● **Instruction**: Pick out each line of the records in which the word "text" appears.

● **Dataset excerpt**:
* * *

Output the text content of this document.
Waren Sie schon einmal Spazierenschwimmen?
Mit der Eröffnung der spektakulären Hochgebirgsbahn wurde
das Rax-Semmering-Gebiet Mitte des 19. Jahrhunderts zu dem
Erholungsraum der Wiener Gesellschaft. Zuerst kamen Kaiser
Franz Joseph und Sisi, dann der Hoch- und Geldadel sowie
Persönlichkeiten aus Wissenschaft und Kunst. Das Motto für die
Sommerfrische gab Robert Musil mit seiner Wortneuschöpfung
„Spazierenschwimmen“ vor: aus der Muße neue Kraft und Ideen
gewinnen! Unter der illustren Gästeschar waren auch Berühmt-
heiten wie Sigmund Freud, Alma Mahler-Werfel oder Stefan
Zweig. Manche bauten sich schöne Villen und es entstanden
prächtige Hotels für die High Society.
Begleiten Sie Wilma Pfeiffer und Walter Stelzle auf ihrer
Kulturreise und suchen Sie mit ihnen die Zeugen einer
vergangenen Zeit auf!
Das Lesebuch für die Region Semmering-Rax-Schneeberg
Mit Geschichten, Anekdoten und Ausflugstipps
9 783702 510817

* * *

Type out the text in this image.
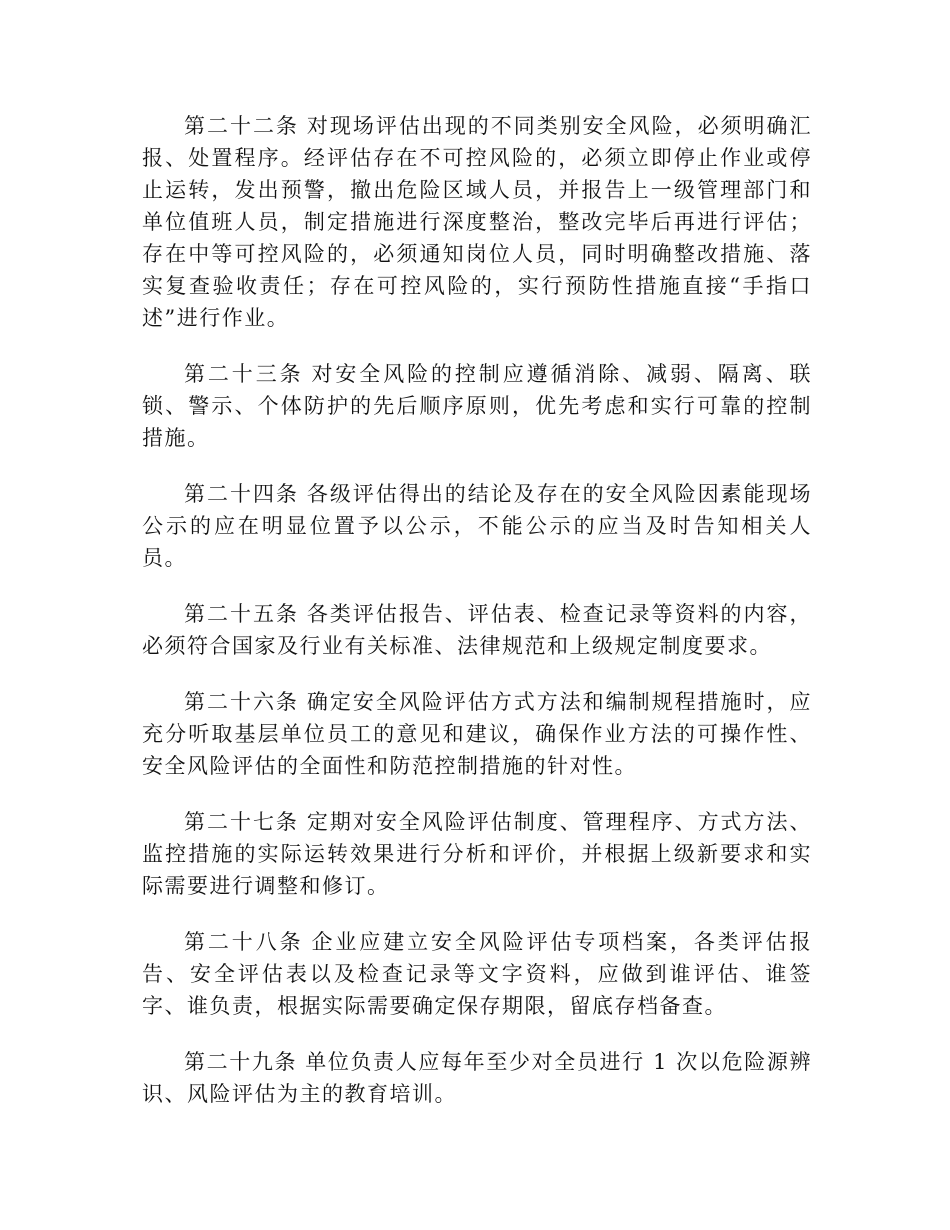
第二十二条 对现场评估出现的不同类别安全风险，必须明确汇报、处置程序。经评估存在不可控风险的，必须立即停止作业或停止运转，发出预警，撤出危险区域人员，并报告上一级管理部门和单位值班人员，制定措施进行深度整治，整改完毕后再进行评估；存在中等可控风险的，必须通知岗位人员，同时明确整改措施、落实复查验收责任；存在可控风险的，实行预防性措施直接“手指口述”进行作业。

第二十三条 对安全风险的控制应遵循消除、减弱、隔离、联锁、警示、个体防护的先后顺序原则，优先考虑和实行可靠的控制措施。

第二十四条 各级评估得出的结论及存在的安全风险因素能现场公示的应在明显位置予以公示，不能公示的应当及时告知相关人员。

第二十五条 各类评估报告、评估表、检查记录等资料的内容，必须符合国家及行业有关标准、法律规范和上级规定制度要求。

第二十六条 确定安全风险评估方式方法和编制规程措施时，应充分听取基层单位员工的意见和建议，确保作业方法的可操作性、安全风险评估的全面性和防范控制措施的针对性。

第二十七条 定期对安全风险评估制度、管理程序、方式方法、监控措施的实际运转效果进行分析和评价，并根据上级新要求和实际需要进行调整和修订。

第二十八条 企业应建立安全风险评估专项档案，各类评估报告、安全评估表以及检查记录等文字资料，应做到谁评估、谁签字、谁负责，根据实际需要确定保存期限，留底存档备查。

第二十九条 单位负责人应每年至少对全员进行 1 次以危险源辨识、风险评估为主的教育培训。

* * *

● **The solution**:
Output the text content of this document.
Type out the text in this image.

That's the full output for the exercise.